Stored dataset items
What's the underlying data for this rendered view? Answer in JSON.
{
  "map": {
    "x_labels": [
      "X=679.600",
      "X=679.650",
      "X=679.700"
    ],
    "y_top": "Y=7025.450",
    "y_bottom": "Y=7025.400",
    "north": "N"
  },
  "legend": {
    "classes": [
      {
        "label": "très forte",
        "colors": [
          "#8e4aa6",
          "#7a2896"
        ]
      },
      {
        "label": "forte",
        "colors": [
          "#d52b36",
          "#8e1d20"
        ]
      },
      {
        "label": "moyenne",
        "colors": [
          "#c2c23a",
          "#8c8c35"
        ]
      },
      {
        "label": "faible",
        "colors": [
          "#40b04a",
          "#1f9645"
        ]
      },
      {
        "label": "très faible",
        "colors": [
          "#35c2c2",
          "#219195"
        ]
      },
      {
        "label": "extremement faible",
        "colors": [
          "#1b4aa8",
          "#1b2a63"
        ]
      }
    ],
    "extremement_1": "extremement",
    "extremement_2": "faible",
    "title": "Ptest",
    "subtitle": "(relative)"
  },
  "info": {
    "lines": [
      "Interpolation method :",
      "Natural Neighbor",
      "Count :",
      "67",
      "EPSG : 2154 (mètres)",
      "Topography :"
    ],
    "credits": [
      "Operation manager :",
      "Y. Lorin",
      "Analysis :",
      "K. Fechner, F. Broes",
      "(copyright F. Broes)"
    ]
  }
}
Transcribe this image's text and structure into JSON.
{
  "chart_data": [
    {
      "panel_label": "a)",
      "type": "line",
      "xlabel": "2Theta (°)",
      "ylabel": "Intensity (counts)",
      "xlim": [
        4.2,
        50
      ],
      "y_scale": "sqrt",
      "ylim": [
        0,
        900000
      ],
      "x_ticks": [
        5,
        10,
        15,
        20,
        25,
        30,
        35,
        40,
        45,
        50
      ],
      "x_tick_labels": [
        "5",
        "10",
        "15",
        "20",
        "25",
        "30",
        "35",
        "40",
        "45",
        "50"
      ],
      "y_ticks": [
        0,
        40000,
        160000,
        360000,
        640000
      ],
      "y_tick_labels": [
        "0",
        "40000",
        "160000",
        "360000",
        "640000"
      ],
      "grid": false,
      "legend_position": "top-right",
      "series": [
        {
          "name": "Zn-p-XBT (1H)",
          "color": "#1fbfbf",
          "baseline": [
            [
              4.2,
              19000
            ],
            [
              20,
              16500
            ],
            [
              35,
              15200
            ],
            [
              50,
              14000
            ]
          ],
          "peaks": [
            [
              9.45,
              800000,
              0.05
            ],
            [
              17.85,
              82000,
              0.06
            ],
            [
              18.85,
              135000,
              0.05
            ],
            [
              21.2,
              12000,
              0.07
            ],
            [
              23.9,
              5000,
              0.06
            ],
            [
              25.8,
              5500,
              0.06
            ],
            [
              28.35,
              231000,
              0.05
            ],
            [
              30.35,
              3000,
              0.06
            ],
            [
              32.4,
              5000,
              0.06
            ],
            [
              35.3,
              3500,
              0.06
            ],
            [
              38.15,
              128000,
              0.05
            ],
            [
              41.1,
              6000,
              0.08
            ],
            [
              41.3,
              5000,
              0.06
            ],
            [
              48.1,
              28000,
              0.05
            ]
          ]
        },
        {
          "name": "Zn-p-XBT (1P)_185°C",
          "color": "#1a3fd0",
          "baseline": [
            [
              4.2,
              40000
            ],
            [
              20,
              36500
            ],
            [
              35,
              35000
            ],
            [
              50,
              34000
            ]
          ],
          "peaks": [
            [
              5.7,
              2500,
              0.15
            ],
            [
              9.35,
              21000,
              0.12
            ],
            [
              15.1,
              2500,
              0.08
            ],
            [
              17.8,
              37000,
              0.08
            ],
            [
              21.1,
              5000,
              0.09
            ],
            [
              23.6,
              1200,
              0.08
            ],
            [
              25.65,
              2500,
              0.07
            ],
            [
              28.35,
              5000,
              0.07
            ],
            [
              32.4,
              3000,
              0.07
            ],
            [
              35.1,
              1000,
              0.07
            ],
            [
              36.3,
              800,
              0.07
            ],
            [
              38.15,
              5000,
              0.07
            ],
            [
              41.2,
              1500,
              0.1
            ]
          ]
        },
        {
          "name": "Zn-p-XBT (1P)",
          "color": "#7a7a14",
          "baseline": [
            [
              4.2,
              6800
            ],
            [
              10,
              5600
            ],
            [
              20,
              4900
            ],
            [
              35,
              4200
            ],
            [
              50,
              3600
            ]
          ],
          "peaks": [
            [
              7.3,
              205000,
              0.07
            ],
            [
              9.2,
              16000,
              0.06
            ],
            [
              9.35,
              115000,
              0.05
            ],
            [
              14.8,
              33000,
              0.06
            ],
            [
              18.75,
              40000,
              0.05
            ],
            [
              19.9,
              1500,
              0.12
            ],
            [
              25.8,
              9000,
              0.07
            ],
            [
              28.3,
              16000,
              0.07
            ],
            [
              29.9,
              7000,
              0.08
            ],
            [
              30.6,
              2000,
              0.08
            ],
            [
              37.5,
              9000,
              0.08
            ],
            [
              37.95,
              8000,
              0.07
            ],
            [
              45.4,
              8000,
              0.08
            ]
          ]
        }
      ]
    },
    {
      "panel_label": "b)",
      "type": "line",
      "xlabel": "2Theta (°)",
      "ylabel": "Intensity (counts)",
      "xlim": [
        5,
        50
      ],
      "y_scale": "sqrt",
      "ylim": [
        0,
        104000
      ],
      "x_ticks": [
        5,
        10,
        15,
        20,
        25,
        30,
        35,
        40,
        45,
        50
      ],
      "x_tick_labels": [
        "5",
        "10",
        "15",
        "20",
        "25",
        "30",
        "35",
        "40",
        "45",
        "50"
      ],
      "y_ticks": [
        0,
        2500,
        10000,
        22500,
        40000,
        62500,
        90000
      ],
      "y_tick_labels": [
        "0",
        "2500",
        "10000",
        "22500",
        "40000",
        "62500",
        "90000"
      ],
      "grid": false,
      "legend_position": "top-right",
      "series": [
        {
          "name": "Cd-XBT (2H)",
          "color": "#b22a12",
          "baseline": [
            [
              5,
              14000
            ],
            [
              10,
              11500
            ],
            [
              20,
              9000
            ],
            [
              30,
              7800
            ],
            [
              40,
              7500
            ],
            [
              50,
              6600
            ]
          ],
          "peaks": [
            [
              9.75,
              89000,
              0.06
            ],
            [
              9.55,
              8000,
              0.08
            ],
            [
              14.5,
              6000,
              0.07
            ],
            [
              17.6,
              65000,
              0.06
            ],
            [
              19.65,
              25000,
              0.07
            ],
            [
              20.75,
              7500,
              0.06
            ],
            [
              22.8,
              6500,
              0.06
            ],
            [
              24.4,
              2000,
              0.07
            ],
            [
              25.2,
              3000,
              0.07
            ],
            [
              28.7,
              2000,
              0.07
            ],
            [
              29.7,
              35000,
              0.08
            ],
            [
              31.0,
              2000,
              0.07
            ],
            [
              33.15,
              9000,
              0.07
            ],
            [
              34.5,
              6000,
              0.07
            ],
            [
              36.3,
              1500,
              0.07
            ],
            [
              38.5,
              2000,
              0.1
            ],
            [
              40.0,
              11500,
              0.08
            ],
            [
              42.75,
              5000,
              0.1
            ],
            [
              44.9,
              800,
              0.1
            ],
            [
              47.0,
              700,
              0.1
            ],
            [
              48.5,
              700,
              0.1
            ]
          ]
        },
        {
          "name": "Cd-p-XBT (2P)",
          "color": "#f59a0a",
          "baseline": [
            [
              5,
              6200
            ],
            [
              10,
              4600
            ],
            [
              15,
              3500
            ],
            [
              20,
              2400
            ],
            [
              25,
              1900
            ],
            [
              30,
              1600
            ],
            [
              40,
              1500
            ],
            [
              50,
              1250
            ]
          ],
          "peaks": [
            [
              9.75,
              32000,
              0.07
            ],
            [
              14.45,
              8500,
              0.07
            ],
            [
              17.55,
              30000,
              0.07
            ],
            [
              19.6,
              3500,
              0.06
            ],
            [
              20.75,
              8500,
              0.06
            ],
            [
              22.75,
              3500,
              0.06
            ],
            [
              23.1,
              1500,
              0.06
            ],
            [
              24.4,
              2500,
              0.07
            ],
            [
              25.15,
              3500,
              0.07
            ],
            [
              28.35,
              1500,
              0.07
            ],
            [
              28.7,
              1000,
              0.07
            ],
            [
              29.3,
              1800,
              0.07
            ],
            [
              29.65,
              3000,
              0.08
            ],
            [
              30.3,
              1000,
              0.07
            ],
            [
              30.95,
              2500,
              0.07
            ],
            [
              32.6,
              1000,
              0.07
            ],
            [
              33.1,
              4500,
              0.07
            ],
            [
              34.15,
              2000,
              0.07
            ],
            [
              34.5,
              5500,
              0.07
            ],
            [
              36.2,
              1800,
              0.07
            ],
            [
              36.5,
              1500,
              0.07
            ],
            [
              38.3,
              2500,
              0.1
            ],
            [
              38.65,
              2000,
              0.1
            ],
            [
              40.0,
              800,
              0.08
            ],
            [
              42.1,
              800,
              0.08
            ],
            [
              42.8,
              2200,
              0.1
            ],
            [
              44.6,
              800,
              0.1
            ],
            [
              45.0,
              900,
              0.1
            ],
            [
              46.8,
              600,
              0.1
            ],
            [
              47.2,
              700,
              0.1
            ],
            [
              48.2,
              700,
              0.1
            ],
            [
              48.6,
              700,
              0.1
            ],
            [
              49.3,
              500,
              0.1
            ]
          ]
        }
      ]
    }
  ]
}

### [WORK TO BE COMPLETED]
Filter the records, keeping only lines that contain "faible", and show those lines.

### [RESPONSE TO THIS TASK]
        "label": "faible",
        "label": "très faible",
        "label": "extremement faible",
    "extremement_2": "faible",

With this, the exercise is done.